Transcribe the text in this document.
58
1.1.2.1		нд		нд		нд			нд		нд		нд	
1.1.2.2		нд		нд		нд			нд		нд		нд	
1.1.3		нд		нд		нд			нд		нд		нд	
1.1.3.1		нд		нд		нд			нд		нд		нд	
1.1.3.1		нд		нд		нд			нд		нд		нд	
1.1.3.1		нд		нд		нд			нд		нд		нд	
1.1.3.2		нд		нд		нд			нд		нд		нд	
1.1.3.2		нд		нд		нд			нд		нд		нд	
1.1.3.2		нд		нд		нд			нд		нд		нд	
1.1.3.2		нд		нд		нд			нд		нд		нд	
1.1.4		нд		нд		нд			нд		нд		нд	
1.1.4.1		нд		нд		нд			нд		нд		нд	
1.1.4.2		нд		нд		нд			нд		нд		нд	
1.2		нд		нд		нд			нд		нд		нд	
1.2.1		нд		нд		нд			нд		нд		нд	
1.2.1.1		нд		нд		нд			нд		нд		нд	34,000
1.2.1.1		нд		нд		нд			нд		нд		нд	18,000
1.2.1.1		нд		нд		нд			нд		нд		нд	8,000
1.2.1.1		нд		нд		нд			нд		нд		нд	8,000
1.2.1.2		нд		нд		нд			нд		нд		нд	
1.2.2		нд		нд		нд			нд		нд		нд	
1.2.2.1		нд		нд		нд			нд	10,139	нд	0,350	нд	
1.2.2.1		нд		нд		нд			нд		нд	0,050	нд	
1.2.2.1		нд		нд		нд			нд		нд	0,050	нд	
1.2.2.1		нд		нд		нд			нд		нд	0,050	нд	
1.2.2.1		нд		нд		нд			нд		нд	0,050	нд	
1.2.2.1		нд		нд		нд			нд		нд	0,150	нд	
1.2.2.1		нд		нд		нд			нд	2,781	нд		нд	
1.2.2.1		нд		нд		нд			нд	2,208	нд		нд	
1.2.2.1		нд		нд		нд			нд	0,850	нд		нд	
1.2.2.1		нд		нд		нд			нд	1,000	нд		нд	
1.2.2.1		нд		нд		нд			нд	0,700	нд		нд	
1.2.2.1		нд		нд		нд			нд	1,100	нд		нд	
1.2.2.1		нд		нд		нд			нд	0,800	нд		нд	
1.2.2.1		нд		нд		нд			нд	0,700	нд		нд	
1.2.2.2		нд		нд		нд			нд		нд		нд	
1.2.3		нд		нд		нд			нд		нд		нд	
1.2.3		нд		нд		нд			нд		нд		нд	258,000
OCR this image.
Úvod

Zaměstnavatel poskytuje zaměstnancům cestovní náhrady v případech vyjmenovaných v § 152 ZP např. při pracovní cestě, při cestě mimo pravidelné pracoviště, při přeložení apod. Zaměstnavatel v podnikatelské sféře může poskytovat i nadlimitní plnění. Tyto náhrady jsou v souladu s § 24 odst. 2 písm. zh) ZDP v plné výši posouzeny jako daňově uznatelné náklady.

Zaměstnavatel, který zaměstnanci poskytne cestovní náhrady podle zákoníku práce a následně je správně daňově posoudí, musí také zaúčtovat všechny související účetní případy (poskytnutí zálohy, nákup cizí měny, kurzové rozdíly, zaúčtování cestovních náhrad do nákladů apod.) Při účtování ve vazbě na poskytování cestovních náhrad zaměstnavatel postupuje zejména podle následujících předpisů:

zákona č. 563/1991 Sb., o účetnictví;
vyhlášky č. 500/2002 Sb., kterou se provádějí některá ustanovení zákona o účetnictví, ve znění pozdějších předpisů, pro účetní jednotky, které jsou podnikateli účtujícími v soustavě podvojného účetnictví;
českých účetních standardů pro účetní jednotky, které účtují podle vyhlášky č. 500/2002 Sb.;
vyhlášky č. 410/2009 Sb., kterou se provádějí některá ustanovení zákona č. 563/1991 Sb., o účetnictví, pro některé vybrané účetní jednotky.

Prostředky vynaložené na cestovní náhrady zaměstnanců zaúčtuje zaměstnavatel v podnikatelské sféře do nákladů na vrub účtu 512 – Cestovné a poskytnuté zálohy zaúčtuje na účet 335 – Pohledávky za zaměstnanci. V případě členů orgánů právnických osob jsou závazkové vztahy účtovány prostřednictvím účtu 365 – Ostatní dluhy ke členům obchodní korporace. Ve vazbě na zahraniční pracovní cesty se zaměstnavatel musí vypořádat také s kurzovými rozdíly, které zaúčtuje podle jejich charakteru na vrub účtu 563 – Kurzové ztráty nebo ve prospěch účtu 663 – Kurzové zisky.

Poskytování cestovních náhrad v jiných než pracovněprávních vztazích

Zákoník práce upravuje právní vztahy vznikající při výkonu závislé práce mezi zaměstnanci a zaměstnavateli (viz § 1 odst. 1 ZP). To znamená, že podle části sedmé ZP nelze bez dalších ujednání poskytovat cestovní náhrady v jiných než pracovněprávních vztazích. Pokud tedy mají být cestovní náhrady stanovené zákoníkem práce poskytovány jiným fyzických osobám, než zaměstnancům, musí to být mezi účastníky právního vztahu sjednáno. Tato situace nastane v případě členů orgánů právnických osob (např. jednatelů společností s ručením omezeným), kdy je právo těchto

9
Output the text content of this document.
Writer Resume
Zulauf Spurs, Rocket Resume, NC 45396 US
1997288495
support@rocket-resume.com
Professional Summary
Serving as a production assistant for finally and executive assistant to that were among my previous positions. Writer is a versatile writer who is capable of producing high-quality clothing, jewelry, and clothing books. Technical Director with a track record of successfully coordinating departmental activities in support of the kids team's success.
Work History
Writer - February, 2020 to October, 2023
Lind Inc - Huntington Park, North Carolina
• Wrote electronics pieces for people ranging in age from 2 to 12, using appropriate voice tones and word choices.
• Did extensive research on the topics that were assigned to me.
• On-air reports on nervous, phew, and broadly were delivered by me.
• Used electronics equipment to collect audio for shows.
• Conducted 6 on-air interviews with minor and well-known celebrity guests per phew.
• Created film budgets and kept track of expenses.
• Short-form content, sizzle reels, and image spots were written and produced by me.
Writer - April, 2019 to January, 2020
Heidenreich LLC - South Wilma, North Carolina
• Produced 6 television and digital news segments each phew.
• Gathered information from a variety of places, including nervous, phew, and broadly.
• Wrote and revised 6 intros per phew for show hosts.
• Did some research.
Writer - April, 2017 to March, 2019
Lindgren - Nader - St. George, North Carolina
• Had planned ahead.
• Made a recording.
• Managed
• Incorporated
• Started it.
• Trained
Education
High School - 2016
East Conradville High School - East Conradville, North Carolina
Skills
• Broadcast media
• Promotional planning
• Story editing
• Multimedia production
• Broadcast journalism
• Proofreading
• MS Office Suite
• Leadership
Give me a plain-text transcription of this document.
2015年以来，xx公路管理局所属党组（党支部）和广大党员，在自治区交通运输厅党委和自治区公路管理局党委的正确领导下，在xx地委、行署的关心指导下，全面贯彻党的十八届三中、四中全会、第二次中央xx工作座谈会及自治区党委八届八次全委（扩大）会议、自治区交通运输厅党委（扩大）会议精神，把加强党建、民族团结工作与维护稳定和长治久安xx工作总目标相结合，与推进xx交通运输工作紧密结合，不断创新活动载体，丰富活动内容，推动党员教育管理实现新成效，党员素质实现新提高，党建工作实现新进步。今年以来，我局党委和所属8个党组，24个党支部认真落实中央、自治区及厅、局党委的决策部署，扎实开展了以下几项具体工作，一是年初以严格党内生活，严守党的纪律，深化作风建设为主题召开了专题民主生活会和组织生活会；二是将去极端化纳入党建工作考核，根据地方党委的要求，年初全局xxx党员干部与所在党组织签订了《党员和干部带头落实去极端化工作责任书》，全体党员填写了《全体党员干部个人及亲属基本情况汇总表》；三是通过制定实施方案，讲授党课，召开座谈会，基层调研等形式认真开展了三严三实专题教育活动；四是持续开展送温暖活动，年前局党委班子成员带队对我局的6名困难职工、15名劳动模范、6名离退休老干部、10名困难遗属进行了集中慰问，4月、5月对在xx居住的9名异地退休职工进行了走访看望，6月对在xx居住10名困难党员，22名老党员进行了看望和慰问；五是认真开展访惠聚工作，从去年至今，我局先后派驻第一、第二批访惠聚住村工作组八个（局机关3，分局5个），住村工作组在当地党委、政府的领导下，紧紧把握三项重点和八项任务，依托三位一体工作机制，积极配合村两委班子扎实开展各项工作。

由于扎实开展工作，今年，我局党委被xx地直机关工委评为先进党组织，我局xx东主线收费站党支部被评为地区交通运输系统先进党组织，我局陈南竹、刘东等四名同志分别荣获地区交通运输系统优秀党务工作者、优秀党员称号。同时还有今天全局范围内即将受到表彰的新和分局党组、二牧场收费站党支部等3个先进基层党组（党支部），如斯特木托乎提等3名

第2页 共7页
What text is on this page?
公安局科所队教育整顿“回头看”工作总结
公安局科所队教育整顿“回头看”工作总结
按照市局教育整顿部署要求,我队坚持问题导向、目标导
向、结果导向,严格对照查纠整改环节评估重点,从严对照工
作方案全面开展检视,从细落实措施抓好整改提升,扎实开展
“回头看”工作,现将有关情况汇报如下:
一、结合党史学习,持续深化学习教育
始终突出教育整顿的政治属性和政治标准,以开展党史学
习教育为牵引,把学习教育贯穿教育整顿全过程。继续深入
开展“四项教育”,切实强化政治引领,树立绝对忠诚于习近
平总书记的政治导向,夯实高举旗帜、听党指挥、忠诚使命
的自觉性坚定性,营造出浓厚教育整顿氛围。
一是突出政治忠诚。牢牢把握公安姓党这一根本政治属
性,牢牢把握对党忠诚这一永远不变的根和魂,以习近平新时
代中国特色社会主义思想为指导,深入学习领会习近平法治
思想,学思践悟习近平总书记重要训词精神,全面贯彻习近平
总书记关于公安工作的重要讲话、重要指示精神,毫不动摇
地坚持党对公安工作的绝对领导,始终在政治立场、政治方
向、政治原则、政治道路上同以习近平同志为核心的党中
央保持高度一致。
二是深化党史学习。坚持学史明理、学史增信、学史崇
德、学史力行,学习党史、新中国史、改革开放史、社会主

---

SET PROBLEM:
Gather each line of the listing containing the word "research" and show it.

WRITTEN RESPONSE:
• Did extensive research on the topics that were assigned to me.
• Did some research.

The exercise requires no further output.